(Task details)
The records below are to be repeated in full, exactly as they are.

(Rows)
+++++

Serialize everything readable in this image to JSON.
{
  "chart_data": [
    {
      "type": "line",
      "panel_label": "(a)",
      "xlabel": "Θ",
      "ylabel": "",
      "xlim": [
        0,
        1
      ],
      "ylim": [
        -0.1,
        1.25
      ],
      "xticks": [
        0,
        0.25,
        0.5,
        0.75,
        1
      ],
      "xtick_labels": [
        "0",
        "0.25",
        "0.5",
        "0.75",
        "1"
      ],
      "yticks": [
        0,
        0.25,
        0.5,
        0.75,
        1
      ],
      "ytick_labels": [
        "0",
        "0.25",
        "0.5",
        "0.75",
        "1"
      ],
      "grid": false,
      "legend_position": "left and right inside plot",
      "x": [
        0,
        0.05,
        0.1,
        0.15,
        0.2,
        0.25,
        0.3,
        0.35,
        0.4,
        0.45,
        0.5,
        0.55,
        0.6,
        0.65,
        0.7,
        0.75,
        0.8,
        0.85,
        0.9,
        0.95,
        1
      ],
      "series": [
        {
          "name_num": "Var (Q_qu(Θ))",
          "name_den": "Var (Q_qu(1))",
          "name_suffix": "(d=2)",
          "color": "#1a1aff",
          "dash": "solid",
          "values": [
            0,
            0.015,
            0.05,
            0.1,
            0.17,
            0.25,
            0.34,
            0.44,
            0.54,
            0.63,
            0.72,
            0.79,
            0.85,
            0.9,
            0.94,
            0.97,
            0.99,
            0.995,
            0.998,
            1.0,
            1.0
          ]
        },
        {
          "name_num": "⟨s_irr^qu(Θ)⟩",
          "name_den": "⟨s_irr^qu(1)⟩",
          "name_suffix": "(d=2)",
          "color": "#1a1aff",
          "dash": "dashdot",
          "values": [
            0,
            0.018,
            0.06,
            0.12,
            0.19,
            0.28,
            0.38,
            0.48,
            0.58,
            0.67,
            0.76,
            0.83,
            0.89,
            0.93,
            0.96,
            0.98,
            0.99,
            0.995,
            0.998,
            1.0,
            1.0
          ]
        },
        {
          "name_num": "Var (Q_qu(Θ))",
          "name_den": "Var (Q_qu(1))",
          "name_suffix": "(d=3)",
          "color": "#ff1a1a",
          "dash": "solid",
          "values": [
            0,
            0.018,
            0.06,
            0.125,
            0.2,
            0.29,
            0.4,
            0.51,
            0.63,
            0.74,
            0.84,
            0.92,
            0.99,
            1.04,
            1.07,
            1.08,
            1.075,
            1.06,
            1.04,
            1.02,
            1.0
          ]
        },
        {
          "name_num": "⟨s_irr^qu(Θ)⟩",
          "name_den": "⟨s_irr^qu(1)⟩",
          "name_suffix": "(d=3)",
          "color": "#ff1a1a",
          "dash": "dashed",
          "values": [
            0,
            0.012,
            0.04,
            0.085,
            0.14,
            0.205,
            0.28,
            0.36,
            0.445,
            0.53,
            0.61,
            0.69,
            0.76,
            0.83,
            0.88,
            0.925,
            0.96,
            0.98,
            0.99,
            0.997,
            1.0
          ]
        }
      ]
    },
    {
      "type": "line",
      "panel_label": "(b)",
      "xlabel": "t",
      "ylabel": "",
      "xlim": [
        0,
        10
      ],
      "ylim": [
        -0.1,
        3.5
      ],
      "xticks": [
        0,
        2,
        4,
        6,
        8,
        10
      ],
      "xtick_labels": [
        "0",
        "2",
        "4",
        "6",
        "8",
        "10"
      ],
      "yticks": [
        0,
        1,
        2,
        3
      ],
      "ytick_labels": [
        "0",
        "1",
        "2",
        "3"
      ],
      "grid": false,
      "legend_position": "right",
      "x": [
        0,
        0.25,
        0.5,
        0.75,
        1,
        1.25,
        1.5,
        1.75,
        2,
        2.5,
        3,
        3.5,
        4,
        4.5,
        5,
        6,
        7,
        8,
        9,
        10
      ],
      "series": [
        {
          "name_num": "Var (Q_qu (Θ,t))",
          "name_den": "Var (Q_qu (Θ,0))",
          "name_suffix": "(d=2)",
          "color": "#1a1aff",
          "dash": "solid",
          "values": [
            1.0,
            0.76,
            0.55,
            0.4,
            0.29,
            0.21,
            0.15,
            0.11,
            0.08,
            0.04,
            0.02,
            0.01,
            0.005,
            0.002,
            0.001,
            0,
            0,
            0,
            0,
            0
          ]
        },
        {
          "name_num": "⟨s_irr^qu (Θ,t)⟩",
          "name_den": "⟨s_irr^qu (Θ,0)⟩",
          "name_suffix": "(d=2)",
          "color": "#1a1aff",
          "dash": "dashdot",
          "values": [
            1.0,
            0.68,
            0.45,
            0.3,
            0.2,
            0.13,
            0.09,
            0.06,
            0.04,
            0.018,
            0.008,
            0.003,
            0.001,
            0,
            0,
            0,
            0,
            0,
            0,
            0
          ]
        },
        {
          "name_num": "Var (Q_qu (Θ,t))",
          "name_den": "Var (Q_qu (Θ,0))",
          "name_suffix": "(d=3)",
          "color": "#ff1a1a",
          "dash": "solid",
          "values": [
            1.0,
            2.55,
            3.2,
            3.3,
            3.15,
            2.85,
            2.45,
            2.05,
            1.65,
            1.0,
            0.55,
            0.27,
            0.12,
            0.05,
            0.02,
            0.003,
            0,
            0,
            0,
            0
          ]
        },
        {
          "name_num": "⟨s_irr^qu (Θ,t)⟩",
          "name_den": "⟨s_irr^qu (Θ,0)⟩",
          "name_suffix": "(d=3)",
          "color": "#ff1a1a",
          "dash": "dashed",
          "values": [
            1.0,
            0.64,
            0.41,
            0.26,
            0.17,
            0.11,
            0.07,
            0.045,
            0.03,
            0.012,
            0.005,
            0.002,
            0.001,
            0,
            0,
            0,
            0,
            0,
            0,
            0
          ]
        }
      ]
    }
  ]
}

+++++

(Worked answer)
Serialize everything readable in this image to JSON.
{
  "chart_data": [
    {
      "type": "line",
      "panel_label": "(a)",
      "xlabel": "Θ",
      "ylabel": "",
      "xlim": [
        0,
        1
      ],
      "ylim": [
        -0.1,
        1.25
      ],
      "xticks": [
        0,
        0.25,
        0.5,
        0.75,
        1
      ],
      "xtick_labels": [
        "0",
        "0.25",
        "0.5",
        "0.75",
        "1"
      ],
      "yticks": [
        0,
        0.25,
        0.5,
        0.75,
        1
      ],
      "ytick_labels": [
        "0",
        "0.25",
        "0.5",
        "0.75",
        "1"
      ],
      "grid": false,
      "legend_position": "left and right inside plot",
      "x": [
        0,
        0.05,
        0.1,
        0.15,
        0.2,
        0.25,
        0.3,
        0.35,
        0.4,
        0.45,
        0.5,
        0.55,
        0.6,
        0.65,
        0.7,
        0.75,
        0.8,
        0.85,
        0.9,
        0.95,
        1
      ],
      "series": [
        {
          "name_num": "Var (Q_qu(Θ))",
          "name_den": "Var (Q_qu(1))",
          "name_suffix": "(d=2)",
          "color": "#1a1aff",
          "dash": "solid",
          "values": [
            0,
            0.015,
            0.05,
            0.1,
            0.17,
            0.25,
            0.34,
            0.44,
            0.54,
            0.63,
            0.72,
            0.79,
            0.85,
            0.9,
            0.94,
            0.97,
            0.99,
            0.995,
            0.998,
            1.0,
            1.0
          ]
        },
        {
          "name_num": "⟨s_irr^qu(Θ)⟩",
          "name_den": "⟨s_irr^qu(1)⟩",
          "name_suffix": "(d=2)",
          "color": "#1a1aff",
          "dash": "dashdot",
          "values": [
            0,
            0.018,
            0.06,
            0.12,
            0.19,
            0.28,
            0.38,
            0.48,
            0.58,
            0.67,
            0.76,
            0.83,
            0.89,
            0.93,
            0.96,
            0.98,
            0.99,
            0.995,
            0.998,
            1.0,
            1.0
          ]
        },
        {
          "name_num": "Var (Q_qu(Θ))",
          "name_den": "Var (Q_qu(1))",
          "name_suffix": "(d=3)",
          "color": "#ff1a1a",
          "dash": "solid",
          "values": [
            0,
            0.018,
            0.06,
            0.125,
            0.2,
            0.29,
            0.4,
            0.51,
            0.63,
            0.74,
            0.84,
            0.92,
            0.99,
            1.04,
            1.07,
            1.08,
            1.075,
            1.06,
            1.04,
            1.02,
            1.0
          ]
        },
        {
          "name_num": "⟨s_irr^qu(Θ)⟩",
          "name_den": "⟨s_irr^qu(1)⟩",
          "name_suffix": "(d=3)",
          "color": "#ff1a1a",
          "dash": "dashed",
          "values": [
            0,
            0.012,
            0.04,
            0.085,
            0.14,
            0.205,
            0.28,
            0.36,
            0.445,
            0.53,
            0.61,
            0.69,
            0.76,
            0.83,
            0.88,
            0.925,
            0.96,
            0.98,
            0.99,
            0.997,
            1.0
          ]
        }
      ]
    },
    {
      "type": "line",
      "panel_label": "(b)",
      "xlabel": "t",
      "ylabel": "",
      "xlim": [
        0,
        10
      ],
      "ylim": [
        -0.1,
        3.5
      ],
      "xticks": [
        0,
        2,
        4,
        6,
        8,
        10
      ],
      "xtick_labels": [
        "0",
        "2",
        "4",
        "6",
        "8",
        "10"
      ],
      "yticks": [
        0,
        1,
        2,
        3
      ],
      "ytick_labels": [
        "0",
        "1",
        "2",
        "3"
      ],
      "grid": false,
      "legend_position": "right",
      "x": [
        0,
        0.25,
        0.5,
        0.75,
        1,
        1.25,
        1.5,
        1.75,
        2,
        2.5,
        3,
        3.5,
        4,
        4.5,
        5,
        6,
        7,
        8,
        9,
        10
      ],
      "series": [
        {
          "name_num": "Var (Q_qu (Θ,t))",
          "name_den": "Var (Q_qu (Θ,0))",
          "name_suffix": "(d=2)",
          "color": "#1a1aff",
          "dash": "solid",
          "values": [
            1.0,
            0.76,
            0.55,
            0.4,
            0.29,
            0.21,
            0.15,
            0.11,
            0.08,
            0.04,
            0.02,
            0.01,
            0.005,
            0.002,
            0.001,
            0,
            0,
            0,
            0,
            0
          ]
        },
        {
          "name_num": "⟨s_irr^qu (Θ,t)⟩",
          "name_den": "⟨s_irr^qu (Θ,0)⟩",
          "name_suffix": "(d=2)",
          "color": "#1a1aff",
          "dash": "dashdot",
          "values": [
            1.0,
            0.68,
            0.45,
            0.3,
            0.2,
            0.13,
            0.09,
            0.06,
            0.04,
            0.018,
            0.008,
            0.003,
            0.001,
            0,
            0,
            0,
            0,
            0,
            0,
            0
          ]
        },
        {
          "name_num": "Var (Q_qu (Θ,t))",
          "name_den": "Var (Q_qu (Θ,0))",
          "name_suffix": "(d=3)",
          "color": "#ff1a1a",
          "dash": "solid",
          "values": [
            1.0,
            2.55,
            3.2,
            3.3,
            3.15,
            2.85,
            2.45,
            2.05,
            1.65,
            1.0,
            0.55,
            0.27,
            0.12,
            0.05,
            0.02,
            0.003,
            0,
            0,
            0,
            0
          ]
        },
        {
          "name_num": "⟨s_irr^qu (Θ,t)⟩",
          "name_den": "⟨s_irr^qu (Θ,0)⟩",
          "name_suffix": "(d=3)",
          "color": "#ff1a1a",
          "dash": "dashed",
          "values": [
            1.0,
            0.64,
            0.41,
            0.26,
            0.17,
            0.11,
            0.07,
            0.045,
            0.03,
            0.012,
            0.005,
            0.002,
            0.001,
            0,
            0,
            0,
            0,
            0,
            0,
            0
          ]
        }
      ]
    }
  ]
}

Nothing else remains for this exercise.